Material for this task>
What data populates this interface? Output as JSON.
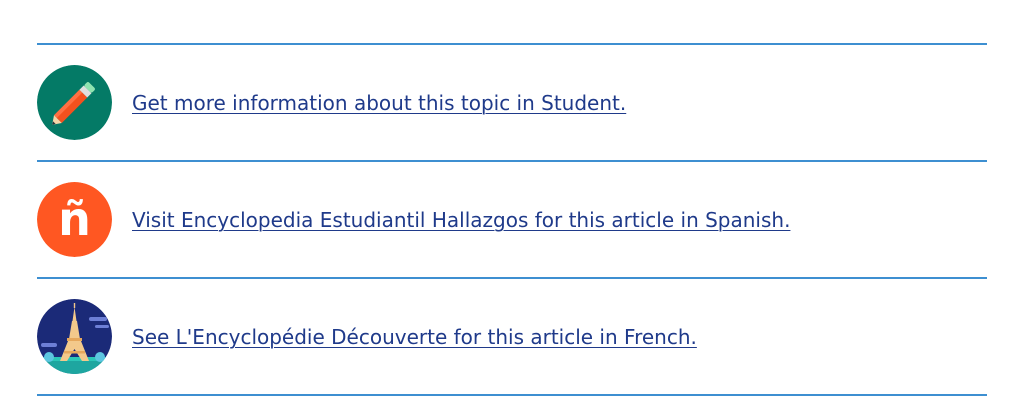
{
  "resources": [
    {
      "icon": "pencil-icon",
      "icon_bg": "#047a66",
      "label": "Get more information about this topic in Student."
    },
    {
      "icon": "enye-icon",
      "icon_bg": "#ff5722",
      "icon_glyph": "ñ",
      "label": "Visit Encyclopedia Estudiantil Hallazgos for this article in Spanish."
    },
    {
      "icon": "eiffel-tower-icon",
      "icon_bg": "#1b2a78",
      "label": "See L'Encyclopédie Découverte for this article in French."
    }
  ],
  "colors": {
    "divider": "#3d8fd1",
    "link": "#1f3a8a"
  }
}
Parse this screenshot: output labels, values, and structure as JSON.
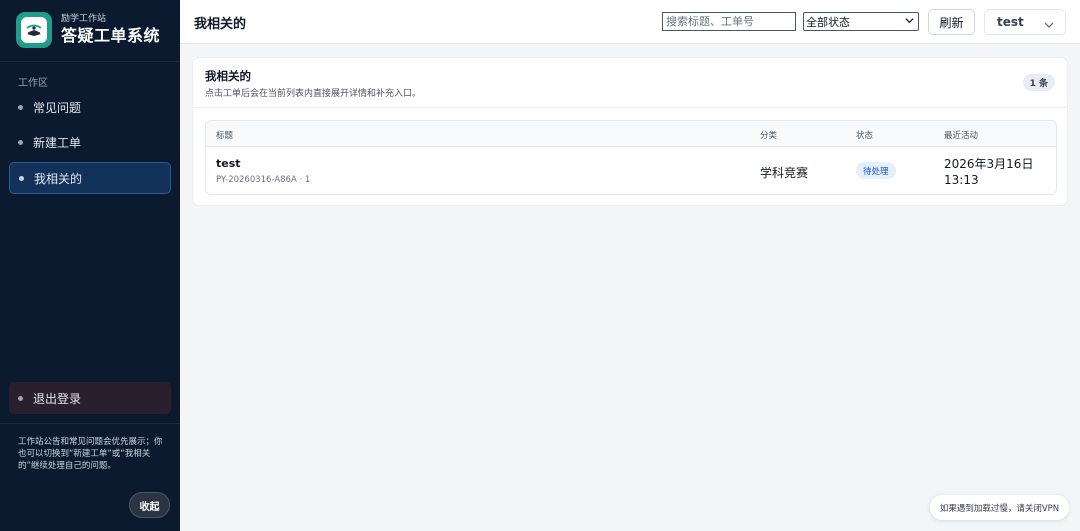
{
  "sidebar": {
    "brand_sub": "励学工作站",
    "brand_title": "答疑工单系统",
    "section_label": "工作区",
    "items": [
      {
        "label": "常见问题"
      },
      {
        "label": "新建工单"
      },
      {
        "label": "我相关的"
      }
    ],
    "logout_label": "退出登录",
    "note": "工作站公告和常见问题会优先展示；你也可以切换到“新建工单”或“我相关的”继续处理自己的问题。",
    "collapse_label": "收起"
  },
  "header": {
    "title": "我相关的",
    "search_placeholder": "搜索标题、工单号",
    "status_filter": "全部状态",
    "refresh_label": "刷新",
    "username": "test"
  },
  "main": {
    "card_title": "我相关的",
    "card_desc": "点击工单后会在当前列表内直接展开详情和补充入口。",
    "count_badge": "1 条",
    "columns": [
      "标题",
      "分类",
      "状态",
      "最近活动"
    ],
    "rows": [
      {
        "title": "test",
        "ticket_id": "PY-20260316-A86A · 1",
        "category": "学科竞赛",
        "status": "待处理",
        "last_activity": "2026年3月16日 13:13"
      }
    ]
  },
  "toast": "如果遇到加载过慢，请关闭VPN",
  "colors": {
    "sidebar_bg": "#0b1a2e",
    "active_item_bg": "#12325a",
    "logo_bg": "#1f9d8b",
    "status_pending_bg": "#e3f0fd",
    "status_pending_text": "#1d4ed8"
  },
  "icons": {
    "logo": "book-reading-logo-icon",
    "nav_bullet": "dot-icon",
    "dropdown": "chevron-down-icon"
  }
}
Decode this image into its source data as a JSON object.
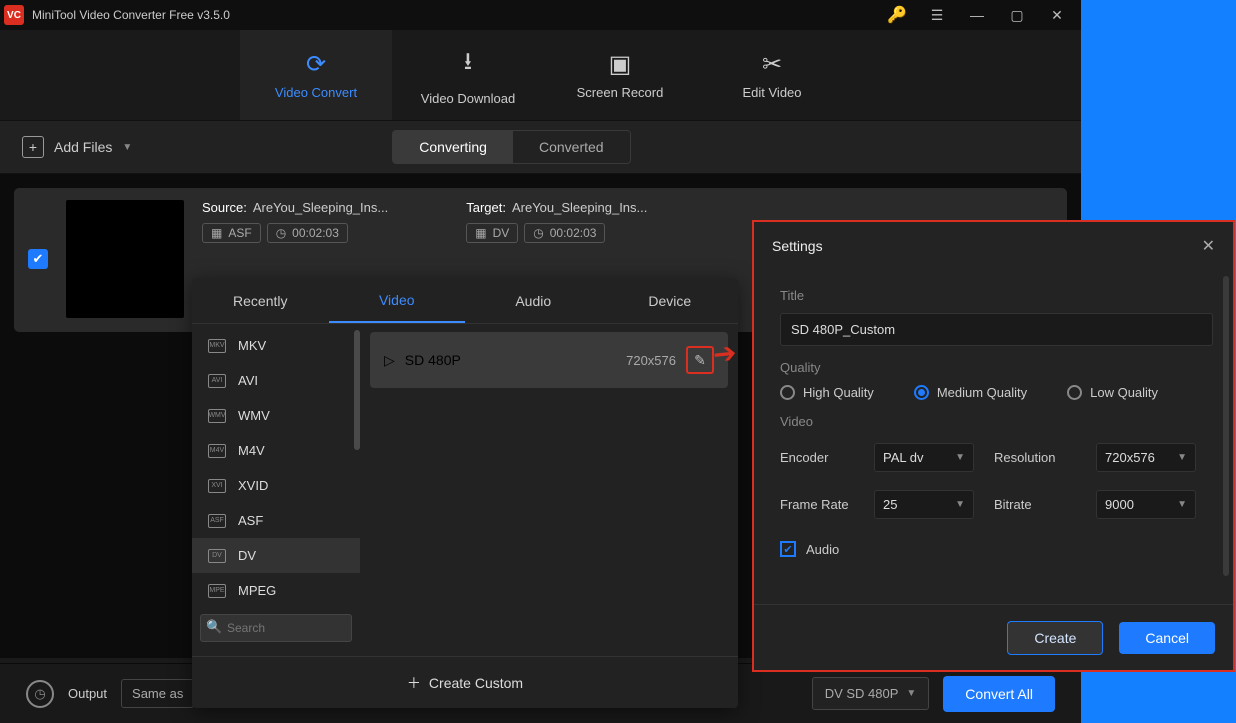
{
  "app": {
    "title": "MiniTool Video Converter Free v3.5.0"
  },
  "mainTabs": [
    "Video Convert",
    "Video Download",
    "Screen Record",
    "Edit Video"
  ],
  "toolbar": {
    "addFiles": "Add Files",
    "converting": "Converting",
    "converted": "Converted"
  },
  "job": {
    "source_label": "Source:",
    "source": "AreYou_Sleeping_Ins...",
    "target_label": "Target:",
    "target": "AreYou_Sleeping_Ins...",
    "container_src": "ASF",
    "container_tgt": "DV",
    "duration": "00:02:03"
  },
  "formatPanel": {
    "tabs": [
      "Recently",
      "Video",
      "Audio",
      "Device"
    ],
    "sideItems": [
      "MKV",
      "AVI",
      "WMV",
      "M4V",
      "XVID",
      "ASF",
      "DV",
      "MPEG"
    ],
    "selectedSide": "DV",
    "preset": {
      "name": "SD 480P",
      "res": "720x576"
    },
    "search_placeholder": "Search",
    "createCustom": "Create Custom"
  },
  "bottom": {
    "output_label": "Output",
    "output_value": "Same as",
    "target_value": "DV SD 480P",
    "convert_all": "Convert All"
  },
  "settingsDlg": {
    "title": "Settings",
    "section_title": "Title",
    "title_value": "SD 480P_Custom",
    "quality_label": "Quality",
    "quality_options": [
      "High Quality",
      "Medium Quality",
      "Low Quality"
    ],
    "quality_selected": "Medium Quality",
    "video_label": "Video",
    "encoder_label": "Encoder",
    "encoder": "PAL dv",
    "resolution_label": "Resolution",
    "resolution": "720x576",
    "framerate_label": "Frame Rate",
    "framerate": "25",
    "bitrate_label": "Bitrate",
    "bitrate": "9000",
    "audio_label": "Audio",
    "create": "Create",
    "cancel": "Cancel"
  }
}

Task> Except for the pictures, reproduce every line exactly.

Output>
What data populates this interface? Output as JSON.
{
  "resources": [
    {
      "icon": "pencil-icon",
      "icon_bg": "#047a66",
      "label": "Get more information about this topic in Student."
    },
    {
      "icon": "enye-icon",
      "icon_bg": "#ff5722",
      "icon_glyph": "ñ",
      "label": "Visit Encyclopedia Estudiantil Hallazgos for this article in Spanish."
    },
    {
      "icon": "eiffel-tower-icon",
      "icon_bg": "#1b2a78",
      "label": "See L'Encyclopédie Découverte for this article in French."
    }
  ],
  "colors": {
    "divider": "#3d8fd1",
    "link": "#1f3a8a"
  }
}
Parse this screenshot: output labels, values, and structure as JSON.
{
  "sidebar": {
    "brand_sub": "励学工作站",
    "brand_title": "答疑工单系统",
    "section_label": "工作区",
    "items": [
      {
        "label": "常见问题"
      },
      {
        "label": "新建工单"
      },
      {
        "label": "我相关的"
      }
    ],
    "logout_label": "退出登录",
    "note": "工作站公告和常见问题会优先展示；你也可以切换到“新建工单”或“我相关的”继续处理自己的问题。",
    "collapse_label": "收起"
  },
  "header": {
    "title": "我相关的",
    "search_placeholder": "搜索标题、工单号",
    "status_filter": "全部状态",
    "refresh_label": "刷新",
    "username": "test"
  },
  "main": {
    "card_title": "我相关的",
    "card_desc": "点击工单后会在当前列表内直接展开详情和补充入口。",
    "count_badge": "1 条",
    "columns": [
      "标题",
      "分类",
      "状态",
      "最近活动"
    ],
    "rows": [
      {
        "title": "test",
        "ticket_id": "PY-20260316-A86A · 1",
        "category": "学科竞赛",
        "status": "待处理",
        "last_activity": "2026年3月16日 13:13"
      }
    ]
  },
  "toast": "如果遇到加载过慢，请关闭VPN",
  "colors": {
    "sidebar_bg": "#0b1a2e",
    "active_item_bg": "#12325a",
    "logo_bg": "#1f9d8b",
    "status_pending_bg": "#e3f0fd",
    "status_pending_text": "#1d4ed8"
  },
  "icons": {
    "logo": "book-reading-logo-icon",
    "nav_bullet": "dot-icon",
    "dropdown": "chevron-down-icon"
  }
}
Decode this image into its source data as a JSON object.
{
  "app": {
    "title": "MiniTool Video Converter Free v3.5.0"
  },
  "mainTabs": [
    "Video Convert",
    "Video Download",
    "Screen Record",
    "Edit Video"
  ],
  "toolbar": {
    "addFiles": "Add Files",
    "converting": "Converting",
    "converted": "Converted"
  },
  "job": {
    "source_label": "Source:",
    "source": "AreYou_Sleeping_Ins...",
    "target_label": "Target:",
    "target": "AreYou_Sleeping_Ins...",
    "container_src": "ASF",
    "container_tgt": "DV",
    "duration": "00:02:03"
  },
  "formatPanel": {
    "tabs": [
      "Recently",
      "Video",
      "Audio",
      "Device"
    ],
    "sideItems": [
      "MKV",
      "AVI",
      "WMV",
      "M4V",
      "XVID",
      "ASF",
      "DV",
      "MPEG"
    ],
    "selectedSide": "DV",
    "preset": {
      "name": "SD 480P",
      "res": "720x576"
    },
    "search_placeholder": "Search",
    "createCustom": "Create Custom"
  },
  "bottom": {
    "output_label": "Output",
    "output_value": "Same as",
    "target_value": "DV SD 480P",
    "convert_all": "Convert All"
  },
  "settingsDlg": {
    "title": "Settings",
    "section_title": "Title",
    "title_value": "SD 480P_Custom",
    "quality_label": "Quality",
    "quality_options": [
      "High Quality",
      "Medium Quality",
      "Low Quality"
    ],
    "quality_selected": "Medium Quality",
    "video_label": "Video",
    "encoder_label": "Encoder",
    "encoder": "PAL dv",
    "resolution_label": "Resolution",
    "resolution": "720x576",
    "framerate_label": "Frame Rate",
    "framerate": "25",
    "bitrate_label": "Bitrate",
    "bitrate": "9000",
    "audio_label": "Audio",
    "create": "Create",
    "cancel": "Cancel"
  }
}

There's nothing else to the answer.